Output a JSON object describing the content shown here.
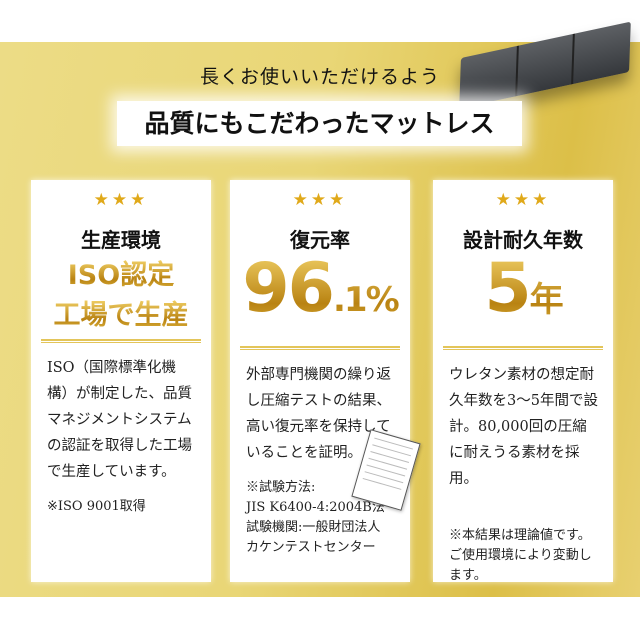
{
  "header": {
    "subtitle": "長くお使いいただけるよう",
    "title": "品質にもこだわったマットレス"
  },
  "cards": [
    {
      "stars": "★★★",
      "heading": "生産環境",
      "highlight_line1": "ISO認定",
      "highlight_line2": "工場で生産",
      "body": "ISO（国際標準化機構）が制定した、品質マネジメントシステムの認証を取得した工場で生産しています。",
      "note": "※ISO 9001取得"
    },
    {
      "stars": "★★★",
      "heading": "復元率",
      "value_main": "96",
      "value_decimal": ".1%",
      "body": "外部専門機関の繰り返し圧縮テストの結果、高い復元率を保持していることを証明。",
      "note_line1": "※試験方法:",
      "note_line2": "JIS K6400-4:2004B法",
      "note_line3": "試験機関:一般財団法人",
      "note_line4": "カケンテストセンター"
    },
    {
      "stars": "★★★",
      "heading": "設計耐久年数",
      "value_main": "5",
      "value_unit": "年",
      "body": "ウレタン素材の想定耐久年数を3～5年間で設計。80,000回の圧縮に耐えうる素材を採用。",
      "note": "※本結果は理論値です。ご使用環境により変動します。"
    }
  ],
  "colors": {
    "gold": "#c9971e",
    "background": "#e9d676"
  }
}
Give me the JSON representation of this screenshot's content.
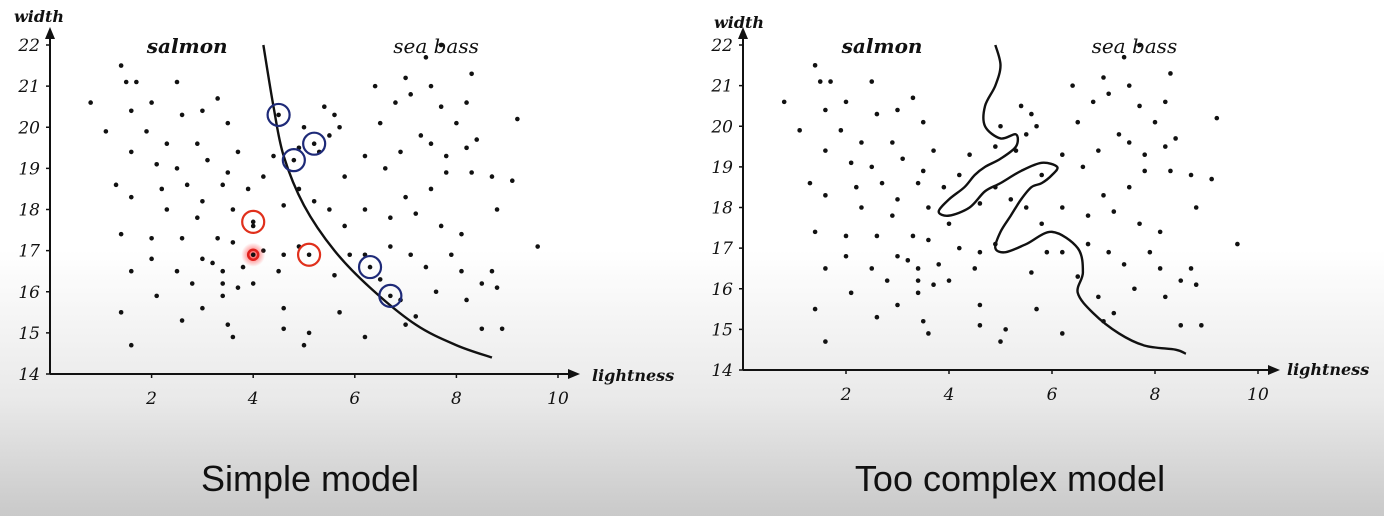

- [REQUIRED TASK]
Reproduce every entry exactly, but omit each picture.

- [ANSWER IN FULL]
Output a JSON object describing the content shown here.
{
  "header": {
    "subtitle": "長くお使いいただけるよう",
    "title": "品質にもこだわったマットレス"
  },
  "cards": [
    {
      "stars": "★★★",
      "heading": "生産環境",
      "highlight_line1": "ISO認定",
      "highlight_line2": "工場で生産",
      "body": "ISO（国際標準化機構）が制定した、品質マネジメントシステムの認証を取得した工場で生産しています。",
      "note": "※ISO 9001取得"
    },
    {
      "stars": "★★★",
      "heading": "復元率",
      "value_main": "96",
      "value_decimal": ".1%",
      "body": "外部専門機関の繰り返し圧縮テストの結果、高い復元率を保持していることを証明。",
      "note_line1": "※試験方法:",
      "note_line2": "JIS K6400-4:2004B法",
      "note_line3": "試験機関:一般財団法人",
      "note_line4": "カケンテストセンター"
    },
    {
      "stars": "★★★",
      "heading": "設計耐久年数",
      "value_main": "5",
      "value_unit": "年",
      "body": "ウレタン素材の想定耐久年数を3～5年間で設計。80,000回の圧縮に耐えうる素材を採用。",
      "note": "※本結果は理論値です。ご使用環境により変動します。"
    }
  ],
  "colors": {
    "gold": "#c9971e",
    "background": "#e9d676"
  }
}
Give me the JSON representation of this screenshot's content.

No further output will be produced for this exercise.